**Problem:** Please output all the entries word for word, without the pictures.

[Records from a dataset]
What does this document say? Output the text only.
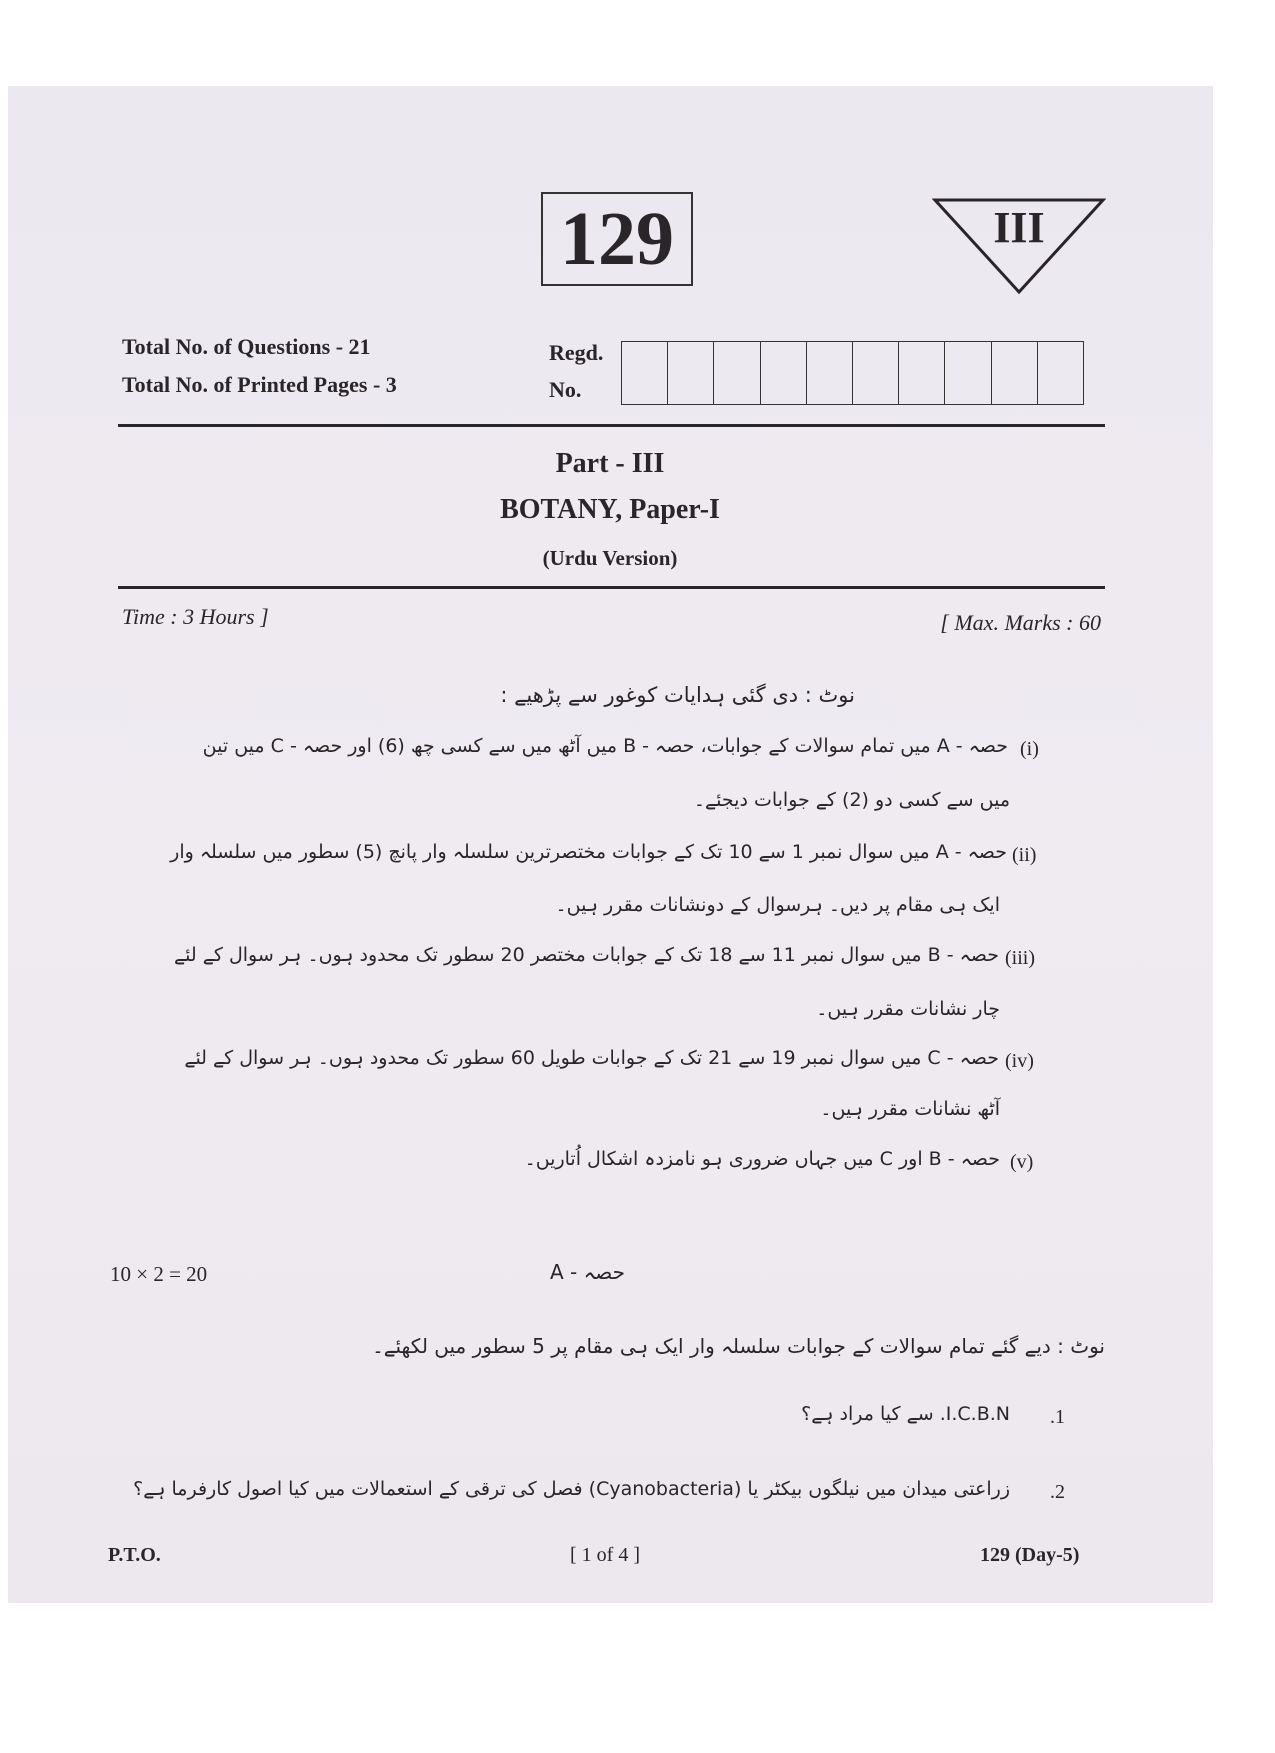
129	III
Total No. of Questions - 21
Total No. of Printed Pages - 3
Regd.
No.
Part - III
BOTANY, Paper-I
(Urdu Version)
Time : 3 Hours ]	[ Max. Marks : 60
نوٹ : دی گئی ہدایات کوغور سے پڑھیے :
(i)
حصہ - A میں تمام سوالات کے جوابات، حصہ - B میں آٹھ میں سے کسی چھ (6) اور حصہ - C میں تین
میں سے کسی دو (2) کے جوابات دیجئے۔
(ii)
حصہ - A میں سوال نمبر 1 سے 10 تک کے جوابات مختصرترین سلسلہ وار پانچ (5) سطور میں سلسلہ وار
ایک ہی مقام پر دیں۔ ہرسوال کے دونشانات مقرر ہیں۔
(iii)
حصہ - B میں سوال نمبر 11 سے 18 تک کے جوابات مختصر 20 سطور تک محدود ہوں۔ ہر سوال کے لئے
چار نشانات مقرر ہیں۔
(iv)
حصہ - C میں سوال نمبر 19 سے 21 تک کے جوابات طویل 60 سطور تک محدود ہوں۔ ہر سوال کے لئے
آٹھ نشانات مقرر ہیں۔
(v)
حصہ - B اور C میں جہاں ضروری ہو نامزدہ اشکال اُتاریں۔
10 × 2 = 20	حصہ - A
نوٹ : دیے گئے تمام سوالات کے جوابات سلسلہ وار ایک ہی مقام پر 5 سطور میں لکھئے۔
.1
I.C.B.N. سے کیا مراد ہے؟
.2
زراعتی میدان میں نیلگوں بیکٹر یا (Cyanobacteria) فصل کی ترقی کے استعمالات میں کیا اصول کارفرما ہے؟
P.T.O.	[ 1 of 4 ]	129 (Day-5)
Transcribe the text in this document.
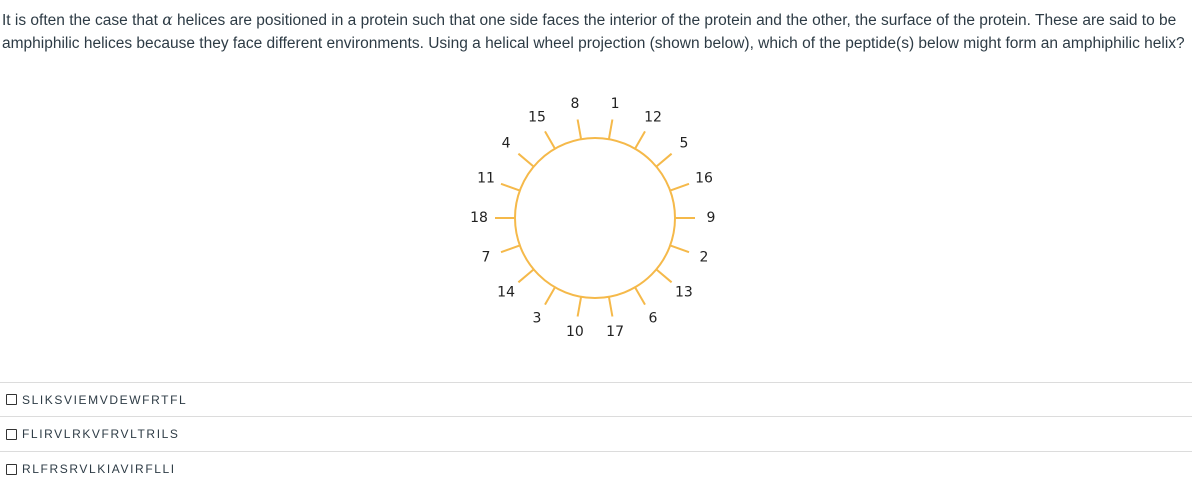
It is often the case that α helices are positioned in a protein such that one side faces the interior of the protein and the other, the surface of the protein. These are said to be amphiphilic helices because they face different environments. Using a helical wheel projection (shown below), which of the peptide(s) below might form an amphiphilic helix?

8 1
12
5
16
9
2
13
6
17
10
3
14
7
18
11
4
15
SLIKSVIEMVDEWFRTFL
FLIRVLRKVFRVLTRILS
RLFRSRVLKIAVIRFLLI
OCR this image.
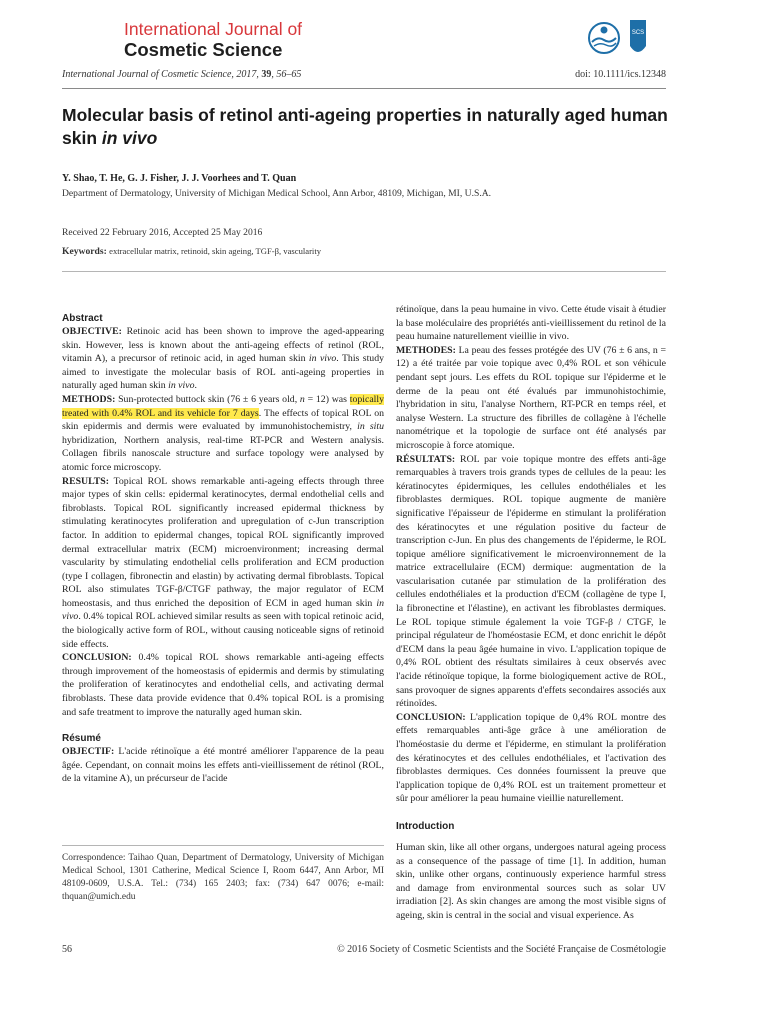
International Journal of
Cosmetic Science
SCS
International Journal of Cosmetic Science, 2017, 39, 56–65	doi: 10.1111/ics.12348
Molecular basis of retinol anti-ageing properties in naturally aged human skin in vivo
Y. Shao, T. He, G. J. Fisher, J. J. Voorhees and T. Quan
Department of Dermatology, University of Michigan Medical School, Ann Arbor, 48109, Michigan, MI, U.S.A.
Received 22 February 2016, Accepted 25 May 2016
Keywords: extracellular matrix, retinoid, skin ageing, TGF-β, vascularity
Abstract

OBJECTIVE: Retinoic acid has been shown to improve the aged-appearing skin. However, less is known about the anti-ageing effects of retinol (ROL, vitamin A), a precursor of retinoic acid, in aged human skin in vivo. This study aimed to investigate the molecular basis of ROL anti-ageing properties in naturally aged human skin in vivo.
METHODS: Sun-protected buttock skin (76 ± 6 years old, n = 12) was topically treated with 0.4% ROL and its vehicle for 7 days. The effects of topical ROL on skin epidermis and dermis were evaluated by immunohistochemistry, in situ hybridization, Northern analysis, real-time RT-PCR and Western analysis. Collagen fibrils nanoscale structure and surface topology were analysed by atomic force microscopy.
RESULTS: Topical ROL shows remarkable anti-ageing effects through three major types of skin cells: epidermal keratinocytes, dermal endothelial cells and fibroblasts. Topical ROL significantly increased epidermal thickness by stimulating keratinocytes proliferation and upregulation of c-Jun transcription factor. In addition to epidermal changes, topical ROL significantly improved dermal extracellular matrix (ECM) microenvironment; increasing dermal vascularity by stimulating endothelial cells proliferation and ECM production (type I collagen, fibronectin and elastin) by activating dermal fibroblasts. Topical ROL also stimulates TGF-β/CTGF pathway, the major regulator of ECM homeostasis, and thus enriched the deposition of ECM in aged human skin in vivo. 0.4% topical ROL achieved similar results as seen with topical retinoic acid, the biologically active form of ROL, without causing noticeable signs of retinoid side effects.
CONCLUSION: 0.4% topical ROL shows remarkable anti-ageing effects through improvement of the homeostasis of epidermis and dermis by stimulating the proliferation of keratinocytes and endothelial cells, and activating dermal fibroblasts. These data provide evidence that 0.4% topical ROL is a promising and safe treatment to improve the naturally aged human skin.

Résumé

OBJECTIF: L'acide rétinoïque a été montré améliorer l'apparence de la peau âgée. Cependant, on connait moins les effets anti-vieillissement de rétinol (ROL, de la vitamine A), un précurseur de l'acide

Correspondence: Taihao Quan, Department of Dermatology, University of Michigan Medical School, 1301 Catherine, Medical Science I, Room 6447, Ann Arbor, MI 48109-0609, U.S.A. Tel.: (734) 165 2403; fax: (734) 647 0076; e-mail: thquan@umich.edu

rétinoïque, dans la peau humaine in vivo. Cette étude visait à étudier la base moléculaire des propriétés anti-vieillissement du retinol de la peau humaine naturellement vieillie in vivo.
METHODES: La peau des fesses protégée des UV (76 ± 6 ans, n = 12) a été traitée par voie topique avec 0,4% ROL et son véhicule pendant sept jours. Les effets du ROL topique sur l'épiderme et le derme de la peau ont été évalués par immunohistochimie, l'hybridation in situ, l'analyse Northern, RT-PCR en temps réel, et analyse Western. La structure des fibrilles de collagène à l'échelle nanométrique et la topologie de surface ont été analysés par microscopie à force atomique.
RÉSULTATS: ROL par voie topique montre des effets anti-âge remarquables à travers trois grands types de cellules de la peau: les kératinocytes épidermiques, les cellules endothéliales et les fibroblastes dermiques. ROL topique augmente de manière significative l'épaisseur de l'épiderme en stimulant la prolifération des kératinocytes et une régulation positive du facteur de transcription c-Jun. En plus des changements de l'épiderme, le ROL topique améliore significativement le microenvironnement de la matrice extracellulaire (ECM) dermique: augmentation de la vascularisation cutanée par stimulation de la prolifération des cellules endothéliales et la production d'ECM (collagène de type I, la fibronectine et l'élastine), en activant les fibroblastes dermiques. Le ROL topique stimule également la voie TGF-β / CTGF, le principal régulateur de l'homéostasie ECM, et donc enrichit le dépôt d'ECM dans la peau âgée humaine in vivo. L'application topique de 0,4% ROL obtient des résultats similaires à ceux observés avec l'acide rétinoïque topique, la forme biologiquement active de ROL, sans provoquer de signes apparents d'effets secondaires associés aux rétinoïdes.
CONCLUSION: L'application topique de 0,4% ROL montre des effets remarquables anti-âge grâce à une amélioration de l'homéostasie du derme et l'épiderme, en stimulant la prolifération des kératinocytes et des cellules endothéliales, et l'activation des fibroblastes dermiques. Ces données fournissent la preuve que l'application topique de 0,4% ROL est un traitement prometteur et sûr pour améliorer la peau humaine vieillie naturellement.

Introduction

Human skin, like all other organs, undergoes natural ageing process as a consequence of the passage of time [1]. In addition, human skin, unlike other organs, continuously experience harmful stress and damage from environmental sources such as solar UV irradiation [2]. As skin changes are among the most visible signs of ageing, skin is central in the social and visual experience. As

56	© 2016 Society of Cosmetic Scientists and the Société Française de Cosmétologie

**Expected answer:**
What does this document say? Output the text only.
129	III
Total No. of Questions - 21
Total No. of Printed Pages - 3
Regd.
No.
Part - III
BOTANY, Paper-I
(Urdu Version)
Time : 3 Hours ]	[ Max. Marks : 60
نوٹ : دی گئی ہدایات کوغور سے پڑھیے :
(i)
حصہ - A میں تمام سوالات کے جوابات، حصہ - B میں آٹھ میں سے کسی چھ (6) اور حصہ - C میں تین
میں سے کسی دو (2) کے جوابات دیجئے۔
(ii)
حصہ - A میں سوال نمبر 1 سے 10 تک کے جوابات مختصرترین سلسلہ وار پانچ (5) سطور میں سلسلہ وار
ایک ہی مقام پر دیں۔ ہرسوال کے دونشانات مقرر ہیں۔
(iii)
حصہ - B میں سوال نمبر 11 سے 18 تک کے جوابات مختصر 20 سطور تک محدود ہوں۔ ہر سوال کے لئے
چار نشانات مقرر ہیں۔
(iv)
حصہ - C میں سوال نمبر 19 سے 21 تک کے جوابات طویل 60 سطور تک محدود ہوں۔ ہر سوال کے لئے
آٹھ نشانات مقرر ہیں۔
(v)
حصہ - B اور C میں جہاں ضروری ہو نامزدہ اشکال اُتاریں۔
10 × 2 = 20	حصہ - A
نوٹ : دیے گئے تمام سوالات کے جوابات سلسلہ وار ایک ہی مقام پر 5 سطور میں لکھئے۔
.1
I.C.B.N. سے کیا مراد ہے؟
.2
زراعتی میدان میں نیلگوں بیکٹر یا (Cyanobacteria) فصل کی ترقی کے استعمالات میں کیا اصول کارفرما ہے؟
P.T.O.	[ 1 of 4 ]	129 (Day-5)
Transcribe the text in this document.
It is often the case that α helices are positioned in a protein such that one side faces the interior of the protein and the other, the surface of the protein. These are said to be amphiphilic helices because they face different environments. Using a helical wheel projection (shown below), which of the peptide(s) below might form an amphiphilic helix?

8 1
12
5
16
9
2
13
6
17
10
3
14
7
18
11
4
15
SLIKSVIEMVDEWFRTFL
FLIRVLRKVFRVLTRILS
RLFRSRVLKIAVIRFLLI
OCR this image.
International Journal of
Cosmetic Science
SCS
International Journal of Cosmetic Science, 2017, 39, 56–65	doi: 10.1111/ics.12348
Molecular basis of retinol anti-ageing properties in naturally aged human skin in vivo
Y. Shao, T. He, G. J. Fisher, J. J. Voorhees and T. Quan
Department of Dermatology, University of Michigan Medical School, Ann Arbor, 48109, Michigan, MI, U.S.A.
Received 22 February 2016, Accepted 25 May 2016
Keywords: extracellular matrix, retinoid, skin ageing, TGF-β, vascularity
Abstract

OBJECTIVE: Retinoic acid has been shown to improve the aged-appearing skin. However, less is known about the anti-ageing effects of retinol (ROL, vitamin A), a precursor of retinoic acid, in aged human skin in vivo. This study aimed to investigate the molecular basis of ROL anti-ageing properties in naturally aged human skin in vivo.
METHODS: Sun-protected buttock skin (76 ± 6 years old, n = 12) was topically treated with 0.4% ROL and its vehicle for 7 days. The effects of topical ROL on skin epidermis and dermis were evaluated by immunohistochemistry, in situ hybridization, Northern analysis, real-time RT-PCR and Western analysis. Collagen fibrils nanoscale structure and surface topology were analysed by atomic force microscopy.
RESULTS: Topical ROL shows remarkable anti-ageing effects through three major types of skin cells: epidermal keratinocytes, dermal endothelial cells and fibroblasts. Topical ROL significantly increased epidermal thickness by stimulating keratinocytes proliferation and upregulation of c-Jun transcription factor. In addition to epidermal changes, topical ROL significantly improved dermal extracellular matrix (ECM) microenvironment; increasing dermal vascularity by stimulating endothelial cells proliferation and ECM production (type I collagen, fibronectin and elastin) by activating dermal fibroblasts. Topical ROL also stimulates TGF-β/CTGF pathway, the major regulator of ECM homeostasis, and thus enriched the deposition of ECM in aged human skin in vivo. 0.4% topical ROL achieved similar results as seen with topical retinoic acid, the biologically active form of ROL, without causing noticeable signs of retinoid side effects.
CONCLUSION: 0.4% topical ROL shows remarkable anti-ageing effects through improvement of the homeostasis of epidermis and dermis by stimulating the proliferation of keratinocytes and endothelial cells, and activating dermal fibroblasts. These data provide evidence that 0.4% topical ROL is a promising and safe treatment to improve the naturally aged human skin.

Résumé

OBJECTIF: L'acide rétinoïque a été montré améliorer l'apparence de la peau âgée. Cependant, on connait moins les effets anti-vieillissement de rétinol (ROL, de la vitamine A), un précurseur de l'acide

Correspondence: Taihao Quan, Department of Dermatology, University of Michigan Medical School, 1301 Catherine, Medical Science I, Room 6447, Ann Arbor, MI 48109-0609, U.S.A. Tel.: (734) 165 2403; fax: (734) 647 0076; e-mail: thquan@umich.edu

rétinoïque, dans la peau humaine in vivo. Cette étude visait à étudier la base moléculaire des propriétés anti-vieillissement du retinol de la peau humaine naturellement vieillie in vivo.
METHODES: La peau des fesses protégée des UV (76 ± 6 ans, n = 12) a été traitée par voie topique avec 0,4% ROL et son véhicule pendant sept jours. Les effets du ROL topique sur l'épiderme et le derme de la peau ont été évalués par immunohistochimie, l'hybridation in situ, l'analyse Northern, RT-PCR en temps réel, et analyse Western. La structure des fibrilles de collagène à l'échelle nanométrique et la topologie de surface ont été analysés par microscopie à force atomique.
RÉSULTATS: ROL par voie topique montre des effets anti-âge remarquables à travers trois grands types de cellules de la peau: les kératinocytes épidermiques, les cellules endothéliales et les fibroblastes dermiques. ROL topique augmente de manière significative l'épaisseur de l'épiderme en stimulant la prolifération des kératinocytes et une régulation positive du facteur de transcription c-Jun. En plus des changements de l'épiderme, le ROL topique améliore significativement le microenvironnement de la matrice extracellulaire (ECM) dermique: augmentation de la vascularisation cutanée par stimulation de la prolifération des cellules endothéliales et la production d'ECM (collagène de type I, la fibronectine et l'élastine), en activant les fibroblastes dermiques. Le ROL topique stimule également la voie TGF-β / CTGF, le principal régulateur de l'homéostasie ECM, et donc enrichit le dépôt d'ECM dans la peau âgée humaine in vivo. L'application topique de 0,4% ROL obtient des résultats similaires à ceux observés avec l'acide rétinoïque topique, la forme biologiquement active de ROL, sans provoquer de signes apparents d'effets secondaires associés aux rétinoïdes.
CONCLUSION: L'application topique de 0,4% ROL montre des effets remarquables anti-âge grâce à une amélioration de l'homéostasie du derme et l'épiderme, en stimulant la prolifération des kératinocytes et des cellules endothéliales, et l'activation des fibroblastes dermiques. Ces données fournissent la preuve que l'application topique de 0,4% ROL est un traitement prometteur et sûr pour améliorer la peau humaine vieillie naturellement.

Introduction

Human skin, like all other organs, undergoes natural ageing process as a consequence of the passage of time [1]. In addition, human skin, unlike other organs, continuously experience harmful stress and damage from environmental sources such as solar UV irradiation [2]. As skin changes are among the most visible signs of ageing, skin is central in the social and visual experience. As

56	© 2016 Society of Cosmetic Scientists and the Société Française de Cosmétologie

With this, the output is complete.